• _What this task involves_:
Copy every line of the material below character for character, changing nothing.

---

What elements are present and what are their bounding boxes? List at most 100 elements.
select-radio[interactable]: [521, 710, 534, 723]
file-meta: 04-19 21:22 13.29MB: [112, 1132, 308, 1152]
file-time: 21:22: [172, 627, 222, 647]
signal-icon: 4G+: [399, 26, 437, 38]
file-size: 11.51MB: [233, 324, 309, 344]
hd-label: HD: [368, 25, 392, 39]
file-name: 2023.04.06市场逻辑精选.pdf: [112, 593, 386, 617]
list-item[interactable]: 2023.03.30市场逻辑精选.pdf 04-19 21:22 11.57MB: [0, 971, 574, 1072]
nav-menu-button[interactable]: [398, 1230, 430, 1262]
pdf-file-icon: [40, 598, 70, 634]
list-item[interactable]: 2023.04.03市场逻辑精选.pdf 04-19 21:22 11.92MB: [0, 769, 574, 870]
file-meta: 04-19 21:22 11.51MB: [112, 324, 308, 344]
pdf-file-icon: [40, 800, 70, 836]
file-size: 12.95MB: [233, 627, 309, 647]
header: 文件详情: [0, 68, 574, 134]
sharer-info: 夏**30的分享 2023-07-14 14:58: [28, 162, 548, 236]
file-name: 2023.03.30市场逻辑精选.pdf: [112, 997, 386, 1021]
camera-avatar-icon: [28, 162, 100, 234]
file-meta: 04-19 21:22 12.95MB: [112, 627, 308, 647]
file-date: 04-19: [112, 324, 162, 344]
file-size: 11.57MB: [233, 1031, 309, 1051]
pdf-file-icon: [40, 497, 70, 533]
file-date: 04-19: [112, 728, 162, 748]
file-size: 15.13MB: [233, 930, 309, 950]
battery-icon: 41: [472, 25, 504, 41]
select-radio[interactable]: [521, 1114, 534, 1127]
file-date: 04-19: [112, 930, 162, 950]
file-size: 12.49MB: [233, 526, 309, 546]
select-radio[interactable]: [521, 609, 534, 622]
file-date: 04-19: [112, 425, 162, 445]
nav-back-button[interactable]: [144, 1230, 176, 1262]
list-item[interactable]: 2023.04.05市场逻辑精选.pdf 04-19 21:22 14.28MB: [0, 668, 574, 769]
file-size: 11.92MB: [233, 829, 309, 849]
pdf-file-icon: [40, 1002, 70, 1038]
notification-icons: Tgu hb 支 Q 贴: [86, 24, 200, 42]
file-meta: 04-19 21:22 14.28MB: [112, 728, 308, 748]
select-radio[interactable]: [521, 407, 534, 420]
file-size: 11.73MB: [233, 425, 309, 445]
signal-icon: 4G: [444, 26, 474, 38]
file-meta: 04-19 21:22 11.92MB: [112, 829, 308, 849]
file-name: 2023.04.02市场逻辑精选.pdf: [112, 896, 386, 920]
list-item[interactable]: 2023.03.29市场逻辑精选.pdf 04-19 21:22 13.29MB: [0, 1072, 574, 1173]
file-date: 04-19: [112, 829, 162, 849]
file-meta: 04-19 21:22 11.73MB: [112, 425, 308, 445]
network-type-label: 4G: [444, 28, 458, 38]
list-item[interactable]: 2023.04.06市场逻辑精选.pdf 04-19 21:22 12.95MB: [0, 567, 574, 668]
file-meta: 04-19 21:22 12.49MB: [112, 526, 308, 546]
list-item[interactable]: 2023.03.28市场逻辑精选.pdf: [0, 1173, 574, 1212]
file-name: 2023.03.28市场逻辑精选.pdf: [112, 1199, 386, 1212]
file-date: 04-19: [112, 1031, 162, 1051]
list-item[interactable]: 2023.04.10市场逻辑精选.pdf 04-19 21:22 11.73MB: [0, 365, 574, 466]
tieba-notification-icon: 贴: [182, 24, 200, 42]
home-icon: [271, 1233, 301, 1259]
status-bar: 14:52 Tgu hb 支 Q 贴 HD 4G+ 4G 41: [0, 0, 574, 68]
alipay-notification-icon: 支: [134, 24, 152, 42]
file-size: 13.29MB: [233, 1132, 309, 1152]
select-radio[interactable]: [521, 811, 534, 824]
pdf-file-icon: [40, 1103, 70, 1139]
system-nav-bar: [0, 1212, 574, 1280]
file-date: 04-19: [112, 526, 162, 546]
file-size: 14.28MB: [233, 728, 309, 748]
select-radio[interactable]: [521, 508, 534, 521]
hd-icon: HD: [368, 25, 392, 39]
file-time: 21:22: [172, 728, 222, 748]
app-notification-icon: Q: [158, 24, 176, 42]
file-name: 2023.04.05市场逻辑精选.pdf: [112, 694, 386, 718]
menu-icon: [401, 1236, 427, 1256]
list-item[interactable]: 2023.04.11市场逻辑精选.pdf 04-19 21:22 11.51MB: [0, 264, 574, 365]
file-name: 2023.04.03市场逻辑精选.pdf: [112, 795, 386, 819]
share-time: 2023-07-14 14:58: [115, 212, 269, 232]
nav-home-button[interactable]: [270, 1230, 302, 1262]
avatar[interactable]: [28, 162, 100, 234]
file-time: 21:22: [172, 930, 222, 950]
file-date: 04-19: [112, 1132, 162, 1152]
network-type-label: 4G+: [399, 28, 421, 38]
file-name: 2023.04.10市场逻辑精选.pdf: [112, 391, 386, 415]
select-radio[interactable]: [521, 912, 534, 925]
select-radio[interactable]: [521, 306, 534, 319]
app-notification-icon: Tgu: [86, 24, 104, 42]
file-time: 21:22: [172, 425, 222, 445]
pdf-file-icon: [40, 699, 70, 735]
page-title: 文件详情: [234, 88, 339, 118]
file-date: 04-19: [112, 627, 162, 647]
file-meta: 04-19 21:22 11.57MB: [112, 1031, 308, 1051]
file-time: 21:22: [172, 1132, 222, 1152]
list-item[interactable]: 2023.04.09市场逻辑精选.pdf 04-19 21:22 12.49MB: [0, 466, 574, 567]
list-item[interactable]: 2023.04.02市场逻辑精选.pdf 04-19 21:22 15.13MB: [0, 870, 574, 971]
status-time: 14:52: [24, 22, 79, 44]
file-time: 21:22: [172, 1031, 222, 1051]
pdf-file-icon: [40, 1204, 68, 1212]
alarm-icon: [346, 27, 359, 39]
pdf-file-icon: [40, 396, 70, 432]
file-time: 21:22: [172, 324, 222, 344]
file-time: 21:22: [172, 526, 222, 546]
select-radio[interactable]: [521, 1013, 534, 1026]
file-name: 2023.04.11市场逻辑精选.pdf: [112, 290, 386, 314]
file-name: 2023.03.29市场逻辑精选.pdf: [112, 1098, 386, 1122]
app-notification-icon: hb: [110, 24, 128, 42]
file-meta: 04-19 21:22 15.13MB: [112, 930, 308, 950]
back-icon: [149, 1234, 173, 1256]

---

• _Solution for this problem_:
What elements are present and what are their bounding boxes? List at most 100 elements.
select-radio[interactable]: [521, 710, 534, 723]
file-meta: 04-19 21:22 13.29MB: [112, 1132, 308, 1152]
file-time: 21:22: [172, 627, 222, 647]
signal-icon: 4G+: [399, 26, 437, 38]
file-size: 11.51MB: [233, 324, 309, 344]
hd-label: HD: [368, 25, 392, 39]
file-name: 2023.04.06市场逻辑精选.pdf: [112, 593, 386, 617]
list-item[interactable]: 2023.03.30市场逻辑精选.pdf 04-19 21:22 11.57MB: [0, 971, 574, 1072]
nav-menu-button[interactable]: [398, 1230, 430, 1262]
pdf-file-icon: [40, 598, 70, 634]
list-item[interactable]: 2023.04.03市场逻辑精选.pdf 04-19 21:22 11.92MB: [0, 769, 574, 870]
file-meta: 04-19 21:22 11.51MB: [112, 324, 308, 344]
pdf-file-icon: [40, 800, 70, 836]
file-size: 12.95MB: [233, 627, 309, 647]
header: 文件详情: [0, 68, 574, 134]
sharer-info: 夏**30的分享 2023-07-14 14:58: [28, 162, 548, 236]
file-name: 2023.03.30市场逻辑精选.pdf: [112, 997, 386, 1021]
camera-avatar-icon: [28, 162, 100, 234]
file-meta: 04-19 21:22 12.95MB: [112, 627, 308, 647]
file-date: 04-19: [112, 324, 162, 344]
file-size: 11.57MB: [233, 1031, 309, 1051]
pdf-file-icon: [40, 497, 70, 533]
file-date: 04-19: [112, 728, 162, 748]
file-size: 15.13MB: [233, 930, 309, 950]
battery-icon: 41: [472, 25, 504, 41]
select-radio[interactable]: [521, 1114, 534, 1127]
file-date: 04-19: [112, 930, 162, 950]
file-size: 12.49MB: [233, 526, 309, 546]
select-radio[interactable]: [521, 609, 534, 622]
file-date: 04-19: [112, 425, 162, 445]
nav-back-button[interactable]: [144, 1230, 176, 1262]
list-item[interactable]: 2023.04.05市场逻辑精选.pdf 04-19 21:22 14.28MB: [0, 668, 574, 769]
file-size: 11.92MB: [233, 829, 309, 849]
pdf-file-icon: [40, 1002, 70, 1038]
notification-icons: Tgu hb 支 Q 贴: [86, 24, 200, 42]
file-meta: 04-19 21:22 14.28MB: [112, 728, 308, 748]
select-radio[interactable]: [521, 407, 534, 420]
file-size: 11.73MB: [233, 425, 309, 445]
signal-icon: 4G: [444, 26, 474, 38]
file-meta: 04-19 21:22 11.92MB: [112, 829, 308, 849]
file-name: 2023.04.02市场逻辑精选.pdf: [112, 896, 386, 920]
list-item[interactable]: 2023.03.29市场逻辑精选.pdf 04-19 21:22 13.29MB: [0, 1072, 574, 1173]
file-date: 04-19: [112, 829, 162, 849]
file-meta: 04-19 21:22 11.73MB: [112, 425, 308, 445]
network-type-label: 4G: [444, 28, 458, 38]
list-item[interactable]: 2023.04.06市场逻辑精选.pdf 04-19 21:22 12.95MB: [0, 567, 574, 668]
file-meta: 04-19 21:22 12.49MB: [112, 526, 308, 546]
list-item[interactable]: 2023.03.28市场逻辑精选.pdf: [0, 1173, 574, 1212]
file-name: 2023.03.28市场逻辑精选.pdf: [112, 1199, 386, 1212]
file-date: 04-19: [112, 1031, 162, 1051]
list-item[interactable]: 2023.04.10市场逻辑精选.pdf 04-19 21:22 11.73MB: [0, 365, 574, 466]
tieba-notification-icon: 贴: [182, 24, 200, 42]
home-icon: [271, 1233, 301, 1259]
status-bar: 14:52 Tgu hb 支 Q 贴 HD 4G+ 4G 41: [0, 0, 574, 68]
alipay-notification-icon: 支: [134, 24, 152, 42]
file-size: 13.29MB: [233, 1132, 309, 1152]
select-radio[interactable]: [521, 811, 534, 824]
pdf-file-icon: [40, 1103, 70, 1139]
system-nav-bar: [0, 1212, 574, 1280]
file-date: 04-19: [112, 526, 162, 546]
file-size: 14.28MB: [233, 728, 309, 748]
select-radio[interactable]: [521, 508, 534, 521]
hd-icon: HD: [368, 25, 392, 39]
file-time: 21:22: [172, 728, 222, 748]
app-notification-icon: Q: [158, 24, 176, 42]
file-name: 2023.04.05市场逻辑精选.pdf: [112, 694, 386, 718]
menu-icon: [401, 1236, 427, 1256]
list-item[interactable]: 2023.04.11市场逻辑精选.pdf 04-19 21:22 11.51MB: [0, 264, 574, 365]
file-name: 2023.04.03市场逻辑精选.pdf: [112, 795, 386, 819]
share-time: 2023-07-14 14:58: [115, 212, 269, 232]
nav-home-button[interactable]: [270, 1230, 302, 1262]
avatar[interactable]: [28, 162, 100, 234]
file-time: 21:22: [172, 930, 222, 950]
file-date: 04-19: [112, 1132, 162, 1152]
network-type-label: 4G+: [399, 28, 421, 38]
file-name: 2023.04.10市场逻辑精选.pdf: [112, 391, 386, 415]
select-radio[interactable]: [521, 912, 534, 925]
select-radio[interactable]: [521, 306, 534, 319]
app-notification-icon: Tgu: [86, 24, 104, 42]
file-time: 21:22: [172, 425, 222, 445]
pdf-file-icon: [40, 699, 70, 735]
page-title: 文件详情: [234, 88, 339, 118]
file-date: 04-19: [112, 627, 162, 647]
file-meta: 04-19 21:22 11.57MB: [112, 1031, 308, 1051]
file-time: 21:22: [172, 1132, 222, 1152]
list-item[interactable]: 2023.04.09市场逻辑精选.pdf 04-19 21:22 12.49MB: [0, 466, 574, 567]
list-item[interactable]: 2023.04.02市场逻辑精选.pdf 04-19 21:22 15.13MB: [0, 870, 574, 971]
status-time: 14:52: [24, 22, 79, 44]
file-time: 21:22: [172, 1031, 222, 1051]
pdf-file-icon: [40, 1204, 68, 1212]
alarm-icon: [346, 27, 359, 39]
pdf-file-icon: [40, 396, 70, 432]
file-time: 21:22: [172, 324, 222, 344]
file-time: 21:22: [172, 526, 222, 546]
select-radio[interactable]: [521, 1013, 534, 1026]
file-name: 2023.04.11市场逻辑精选.pdf: [112, 290, 386, 314]
file-name: 2023.03.29市场逻辑精选.pdf: [112, 1098, 386, 1122]
app-notification-icon: hb: [110, 24, 128, 42]
file-meta: 04-19 21:22 15.13MB: [112, 930, 308, 950]
back-icon: [149, 1234, 173, 1256]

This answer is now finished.